(Dataset excerpt)
· · · · · · ·

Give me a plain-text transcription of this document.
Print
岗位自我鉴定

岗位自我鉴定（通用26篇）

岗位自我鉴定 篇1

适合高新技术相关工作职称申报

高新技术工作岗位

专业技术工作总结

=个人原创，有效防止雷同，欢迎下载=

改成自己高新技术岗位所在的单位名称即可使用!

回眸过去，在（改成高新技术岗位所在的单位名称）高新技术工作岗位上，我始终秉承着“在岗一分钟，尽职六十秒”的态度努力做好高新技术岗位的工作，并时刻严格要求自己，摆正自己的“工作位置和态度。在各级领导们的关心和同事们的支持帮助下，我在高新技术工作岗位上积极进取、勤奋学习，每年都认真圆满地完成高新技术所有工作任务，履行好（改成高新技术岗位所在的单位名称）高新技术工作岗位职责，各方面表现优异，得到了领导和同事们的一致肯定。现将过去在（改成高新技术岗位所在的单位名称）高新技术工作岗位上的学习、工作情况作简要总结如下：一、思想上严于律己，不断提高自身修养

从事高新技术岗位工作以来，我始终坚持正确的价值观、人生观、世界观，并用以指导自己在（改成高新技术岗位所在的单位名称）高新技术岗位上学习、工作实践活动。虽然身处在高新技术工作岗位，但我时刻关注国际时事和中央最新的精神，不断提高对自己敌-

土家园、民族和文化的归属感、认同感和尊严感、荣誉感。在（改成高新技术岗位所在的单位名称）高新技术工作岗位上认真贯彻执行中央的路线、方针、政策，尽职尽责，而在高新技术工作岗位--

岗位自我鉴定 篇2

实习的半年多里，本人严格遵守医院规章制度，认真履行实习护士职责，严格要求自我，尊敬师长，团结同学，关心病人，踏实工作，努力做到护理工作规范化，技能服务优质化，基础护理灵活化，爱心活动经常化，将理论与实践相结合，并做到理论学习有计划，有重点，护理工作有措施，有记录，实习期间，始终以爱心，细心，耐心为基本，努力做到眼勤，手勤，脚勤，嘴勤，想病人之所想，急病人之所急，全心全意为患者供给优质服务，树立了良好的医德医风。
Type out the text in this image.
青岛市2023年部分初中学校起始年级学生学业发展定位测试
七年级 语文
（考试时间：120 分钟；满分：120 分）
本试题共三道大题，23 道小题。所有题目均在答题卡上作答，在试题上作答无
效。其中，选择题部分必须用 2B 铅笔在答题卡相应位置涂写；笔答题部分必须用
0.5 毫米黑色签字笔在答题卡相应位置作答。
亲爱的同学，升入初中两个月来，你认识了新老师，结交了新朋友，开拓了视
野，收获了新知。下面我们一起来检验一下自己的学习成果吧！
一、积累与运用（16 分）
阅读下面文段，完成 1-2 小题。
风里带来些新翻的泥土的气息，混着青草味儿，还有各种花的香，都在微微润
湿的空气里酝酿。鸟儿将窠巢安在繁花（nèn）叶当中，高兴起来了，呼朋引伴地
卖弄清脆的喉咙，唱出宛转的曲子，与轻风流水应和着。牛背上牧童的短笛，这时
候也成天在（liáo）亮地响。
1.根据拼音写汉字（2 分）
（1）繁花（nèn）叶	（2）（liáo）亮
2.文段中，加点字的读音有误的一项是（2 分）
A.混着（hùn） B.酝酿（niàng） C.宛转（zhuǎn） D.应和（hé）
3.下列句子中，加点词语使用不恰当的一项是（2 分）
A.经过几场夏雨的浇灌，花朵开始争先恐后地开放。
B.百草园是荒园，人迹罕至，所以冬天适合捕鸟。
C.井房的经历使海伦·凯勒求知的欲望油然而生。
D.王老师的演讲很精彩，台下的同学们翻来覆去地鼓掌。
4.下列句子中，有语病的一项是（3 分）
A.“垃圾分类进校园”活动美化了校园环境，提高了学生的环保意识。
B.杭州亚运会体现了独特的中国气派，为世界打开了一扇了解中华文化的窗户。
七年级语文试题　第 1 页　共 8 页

· · · · · · ·

▸ **Task statement**
Write the listing out again, exactly as it reads.

▸ **Written reply**
Give me a plain-text transcription of this document.
Print
岗位自我鉴定

岗位自我鉴定（通用26篇）

岗位自我鉴定 篇1

适合高新技术相关工作职称申报

高新技术工作岗位

专业技术工作总结

=个人原创，有效防止雷同，欢迎下载=

改成自己高新技术岗位所在的单位名称即可使用!

回眸过去，在（改成高新技术岗位所在的单位名称）高新技术工作岗位上，我始终秉承着“在岗一分钟，尽职六十秒”的态度努力做好高新技术岗位的工作，并时刻严格要求自己，摆正自己的“工作位置和态度。在各级领导们的关心和同事们的支持帮助下，我在高新技术工作岗位上积极进取、勤奋学习，每年都认真圆满地完成高新技术所有工作任务，履行好（改成高新技术岗位所在的单位名称）高新技术工作岗位职责，各方面表现优异，得到了领导和同事们的一致肯定。现将过去在（改成高新技术岗位所在的单位名称）高新技术工作岗位上的学习、工作情况作简要总结如下：一、思想上严于律己，不断提高自身修养

从事高新技术岗位工作以来，我始终坚持正确的价值观、人生观、世界观，并用以指导自己在（改成高新技术岗位所在的单位名称）高新技术岗位上学习、工作实践活动。虽然身处在高新技术工作岗位，但我时刻关注国际时事和中央最新的精神，不断提高对自己敌-

土家园、民族和文化的归属感、认同感和尊严感、荣誉感。在（改成高新技术岗位所在的单位名称）高新技术工作岗位上认真贯彻执行中央的路线、方针、政策，尽职尽责，而在高新技术工作岗位--

岗位自我鉴定 篇2

实习的半年多里，本人严格遵守医院规章制度，认真履行实习护士职责，严格要求自我，尊敬师长，团结同学，关心病人，踏实工作，努力做到护理工作规范化，技能服务优质化，基础护理灵活化，爱心活动经常化，将理论与实践相结合，并做到理论学习有计划，有重点，护理工作有措施，有记录，实习期间，始终以爱心，细心，耐心为基本，努力做到眼勤，手勤，脚勤，嘴勤，想病人之所想，急病人之所急，全心全意为患者供给优质服务，树立了良好的医德医风。
Type out the text in this image.
青岛市2023年部分初中学校起始年级学生学业发展定位测试
七年级 语文
（考试时间：120 分钟；满分：120 分）
本试题共三道大题，23 道小题。所有题目均在答题卡上作答，在试题上作答无
效。其中，选择题部分必须用 2B 铅笔在答题卡相应位置涂写；笔答题部分必须用
0.5 毫米黑色签字笔在答题卡相应位置作答。
亲爱的同学，升入初中两个月来，你认识了新老师，结交了新朋友，开拓了视
野，收获了新知。下面我们一起来检验一下自己的学习成果吧！
一、积累与运用（16 分）
阅读下面文段，完成 1-2 小题。
风里带来些新翻的泥土的气息，混着青草味儿，还有各种花的香，都在微微润
湿的空气里酝酿。鸟儿将窠巢安在繁花（nèn）叶当中，高兴起来了，呼朋引伴地
卖弄清脆的喉咙，唱出宛转的曲子，与轻风流水应和着。牛背上牧童的短笛，这时
候也成天在（liáo）亮地响。
1.根据拼音写汉字（2 分）
（1）繁花（nèn）叶	（2）（liáo）亮
2.文段中，加点字的读音有误的一项是（2 分）
A.混着（hùn） B.酝酿（niàng） C.宛转（zhuǎn） D.应和（hé）
3.下列句子中，加点词语使用不恰当的一项是（2 分）
A.经过几场夏雨的浇灌，花朵开始争先恐后地开放。
B.百草园是荒园，人迹罕至，所以冬天适合捕鸟。
C.井房的经历使海伦·凯勒求知的欲望油然而生。
D.王老师的演讲很精彩，台下的同学们翻来覆去地鼓掌。
4.下列句子中，有语病的一项是（3 分）
A.“垃圾分类进校园”活动美化了校园环境，提高了学生的环保意识。
B.杭州亚运会体现了独特的中国气派，为世界打开了一扇了解中华文化的窗户。
七年级语文试题　第 1 页　共 8 页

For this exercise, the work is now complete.